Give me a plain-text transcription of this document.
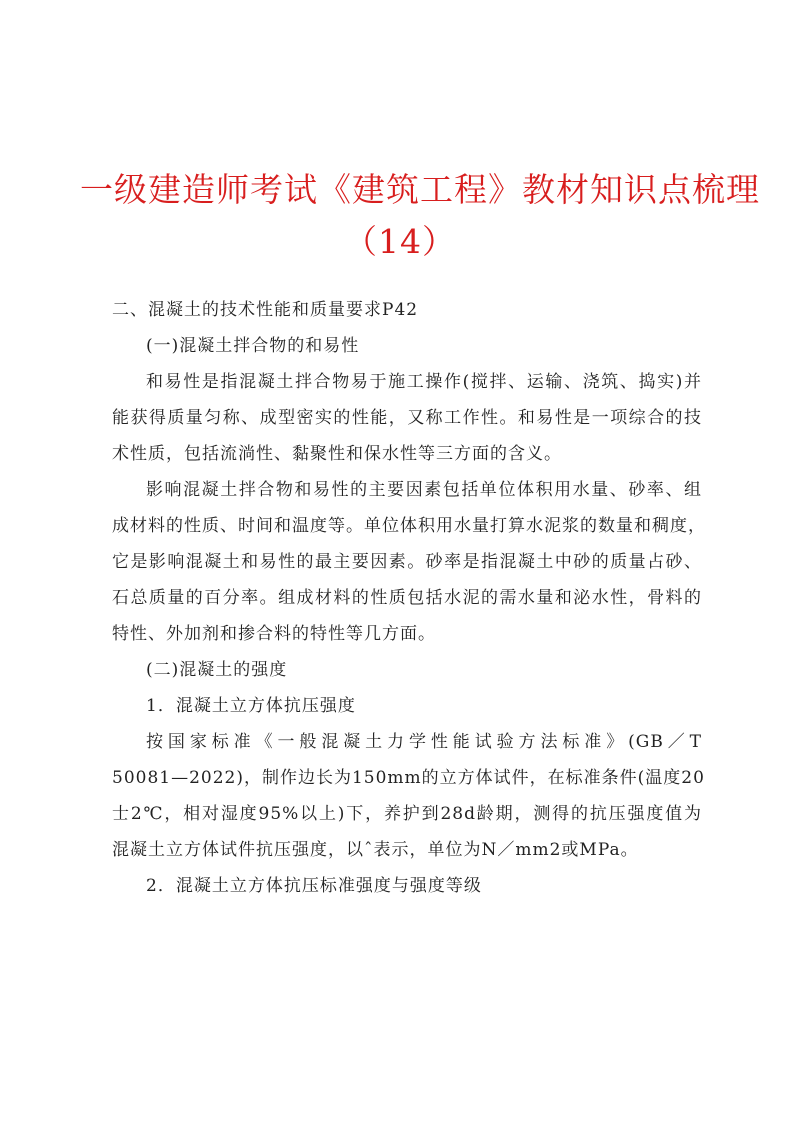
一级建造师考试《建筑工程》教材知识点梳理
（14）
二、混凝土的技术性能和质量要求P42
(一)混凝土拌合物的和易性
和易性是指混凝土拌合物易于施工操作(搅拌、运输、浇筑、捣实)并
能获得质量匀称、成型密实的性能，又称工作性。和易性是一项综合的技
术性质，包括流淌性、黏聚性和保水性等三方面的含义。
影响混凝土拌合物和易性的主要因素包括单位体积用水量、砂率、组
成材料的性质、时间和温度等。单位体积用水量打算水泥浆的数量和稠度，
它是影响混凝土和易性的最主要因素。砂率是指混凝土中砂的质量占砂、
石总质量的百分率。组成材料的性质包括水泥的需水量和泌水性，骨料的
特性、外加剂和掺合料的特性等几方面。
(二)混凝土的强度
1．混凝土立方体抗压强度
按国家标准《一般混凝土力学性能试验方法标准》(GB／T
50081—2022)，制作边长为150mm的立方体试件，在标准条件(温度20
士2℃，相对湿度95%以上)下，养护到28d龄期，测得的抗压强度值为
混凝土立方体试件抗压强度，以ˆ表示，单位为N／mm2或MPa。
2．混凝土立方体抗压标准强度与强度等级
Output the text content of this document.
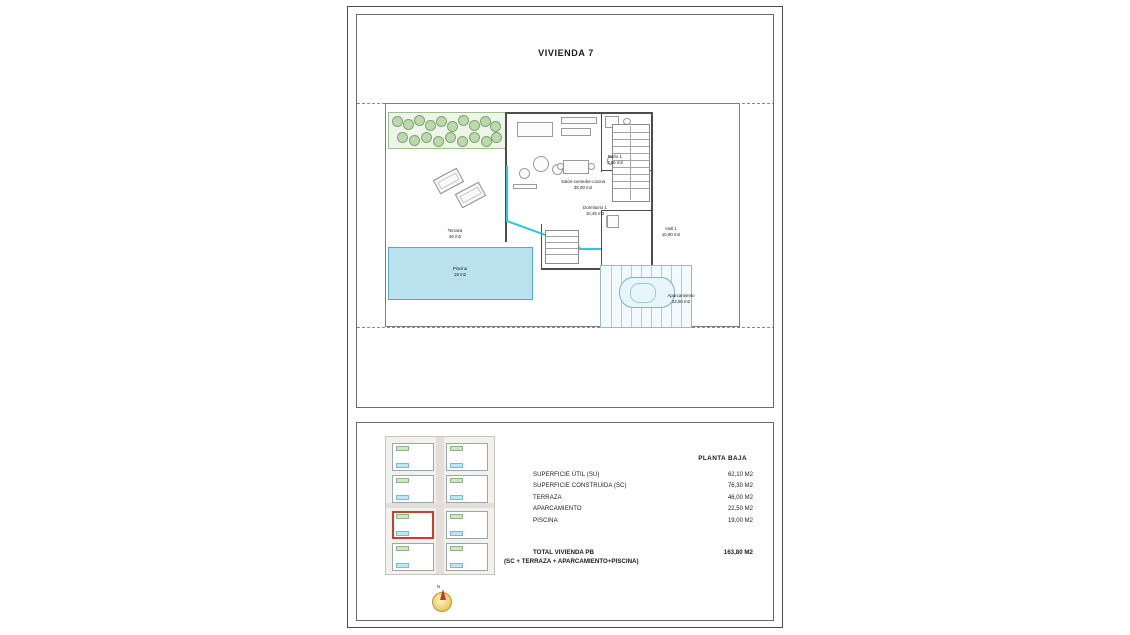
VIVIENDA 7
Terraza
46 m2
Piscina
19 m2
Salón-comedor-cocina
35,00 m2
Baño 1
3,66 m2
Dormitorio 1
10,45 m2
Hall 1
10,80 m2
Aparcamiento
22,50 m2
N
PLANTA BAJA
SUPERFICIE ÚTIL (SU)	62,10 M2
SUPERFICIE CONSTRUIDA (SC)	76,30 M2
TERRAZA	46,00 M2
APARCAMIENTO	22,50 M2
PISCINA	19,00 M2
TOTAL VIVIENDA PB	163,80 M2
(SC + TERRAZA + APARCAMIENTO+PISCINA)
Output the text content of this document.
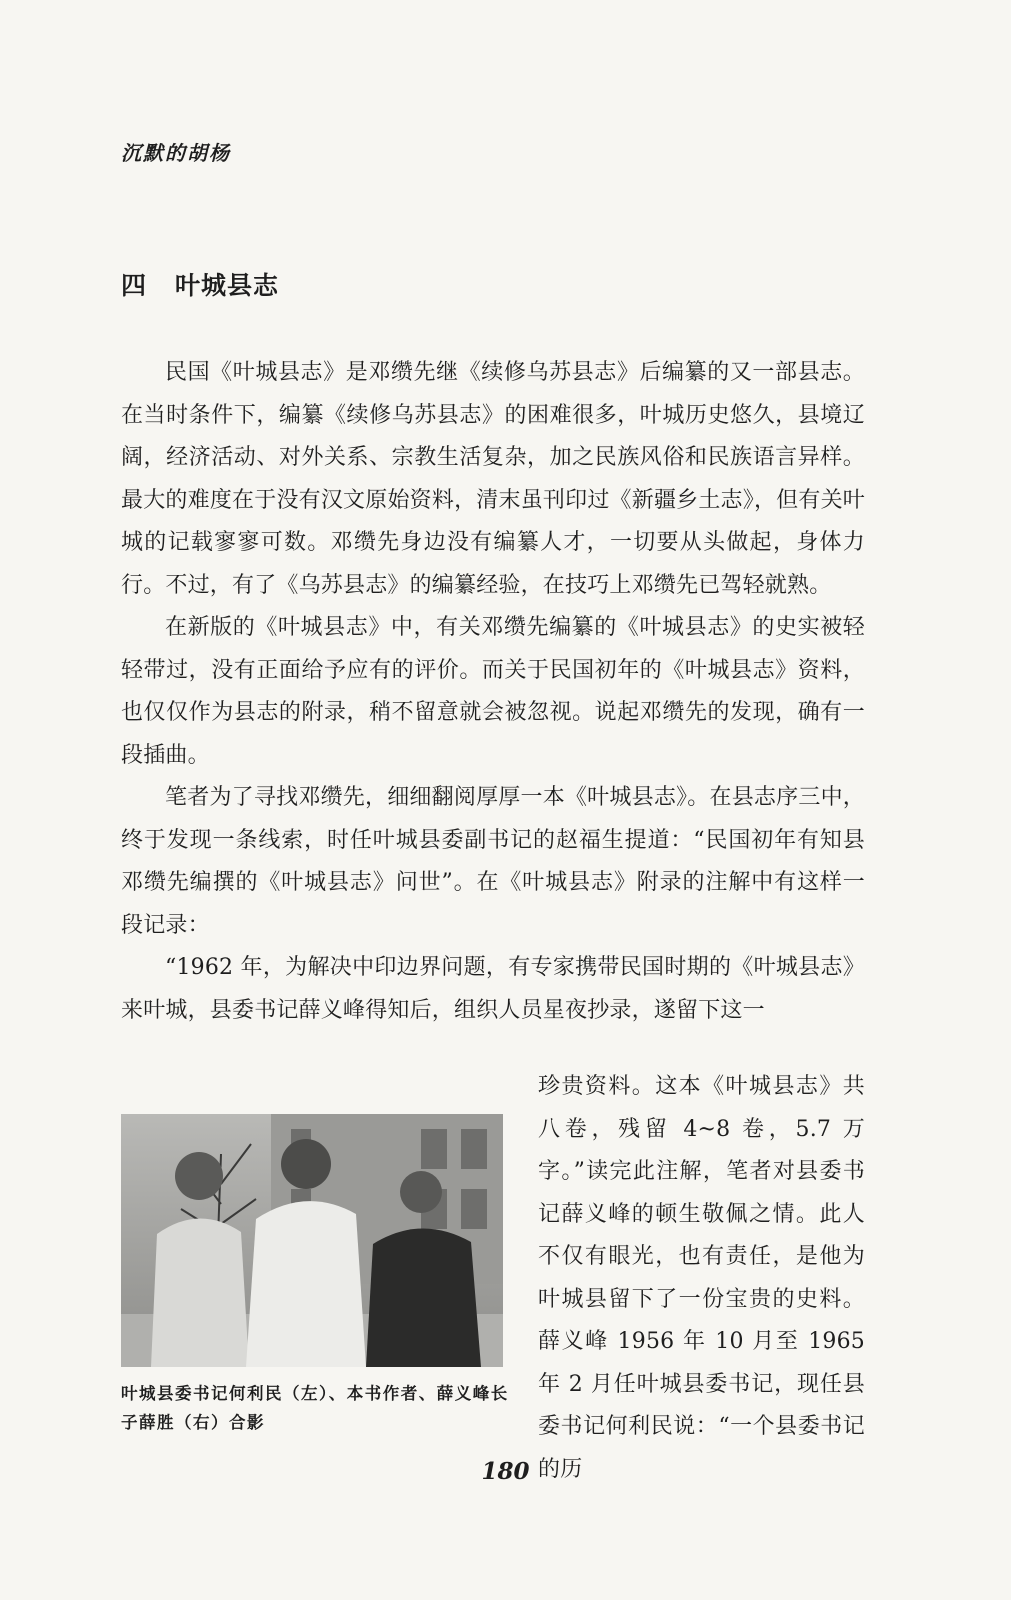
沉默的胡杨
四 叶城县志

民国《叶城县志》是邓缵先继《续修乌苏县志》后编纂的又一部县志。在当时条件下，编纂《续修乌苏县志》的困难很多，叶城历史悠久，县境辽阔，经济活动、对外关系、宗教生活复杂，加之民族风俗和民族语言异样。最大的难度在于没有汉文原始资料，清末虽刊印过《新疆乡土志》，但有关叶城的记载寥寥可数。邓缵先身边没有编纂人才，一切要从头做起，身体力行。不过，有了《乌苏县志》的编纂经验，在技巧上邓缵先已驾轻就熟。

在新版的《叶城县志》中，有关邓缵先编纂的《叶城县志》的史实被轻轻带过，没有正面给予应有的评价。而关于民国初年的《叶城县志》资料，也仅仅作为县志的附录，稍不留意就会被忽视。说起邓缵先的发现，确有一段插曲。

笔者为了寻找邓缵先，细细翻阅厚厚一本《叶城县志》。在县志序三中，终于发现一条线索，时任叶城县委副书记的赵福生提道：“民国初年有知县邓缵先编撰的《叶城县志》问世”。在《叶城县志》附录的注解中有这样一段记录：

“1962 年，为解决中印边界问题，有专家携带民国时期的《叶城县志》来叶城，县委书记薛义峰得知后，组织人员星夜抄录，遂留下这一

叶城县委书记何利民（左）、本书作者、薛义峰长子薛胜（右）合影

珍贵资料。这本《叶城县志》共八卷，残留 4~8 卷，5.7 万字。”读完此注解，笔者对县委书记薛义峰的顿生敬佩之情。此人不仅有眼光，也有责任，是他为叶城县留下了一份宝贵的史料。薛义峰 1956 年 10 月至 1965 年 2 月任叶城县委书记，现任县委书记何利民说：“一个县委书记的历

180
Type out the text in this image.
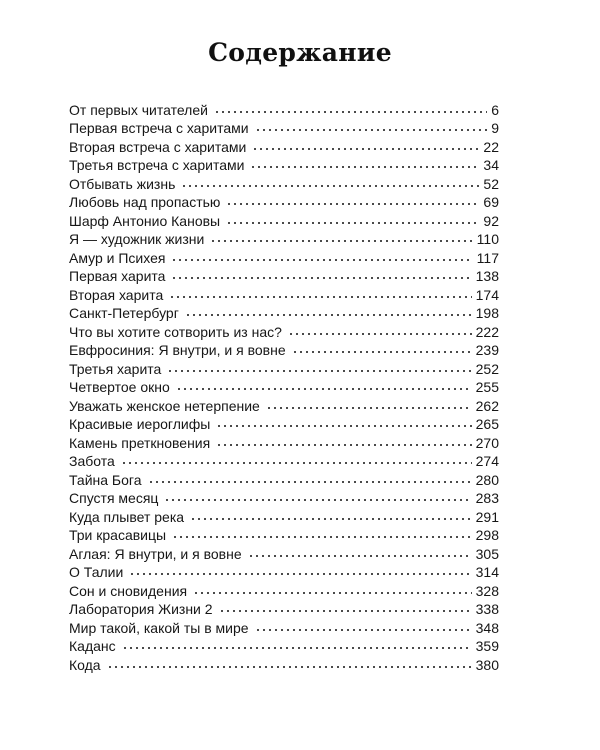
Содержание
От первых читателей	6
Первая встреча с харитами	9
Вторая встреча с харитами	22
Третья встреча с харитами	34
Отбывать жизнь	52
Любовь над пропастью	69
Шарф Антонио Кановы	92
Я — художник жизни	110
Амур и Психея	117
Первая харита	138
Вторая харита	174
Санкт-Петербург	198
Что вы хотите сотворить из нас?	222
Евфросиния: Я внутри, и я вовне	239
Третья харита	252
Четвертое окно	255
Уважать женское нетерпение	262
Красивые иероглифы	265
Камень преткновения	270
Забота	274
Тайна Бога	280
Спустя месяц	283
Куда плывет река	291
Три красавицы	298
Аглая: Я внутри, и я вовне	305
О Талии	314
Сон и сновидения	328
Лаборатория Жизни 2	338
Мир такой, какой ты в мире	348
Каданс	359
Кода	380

----

**PROBLEM REQUIREMENTS**
Each line in the data that holds the string "SUPERFICIE" should be found and copied.

**TASK OUTPUT**
SUPERFICIE ÚTIL (SU)	62,10 M2
SUPERFICIE CONSTRUIDA (SC)	76,30 M2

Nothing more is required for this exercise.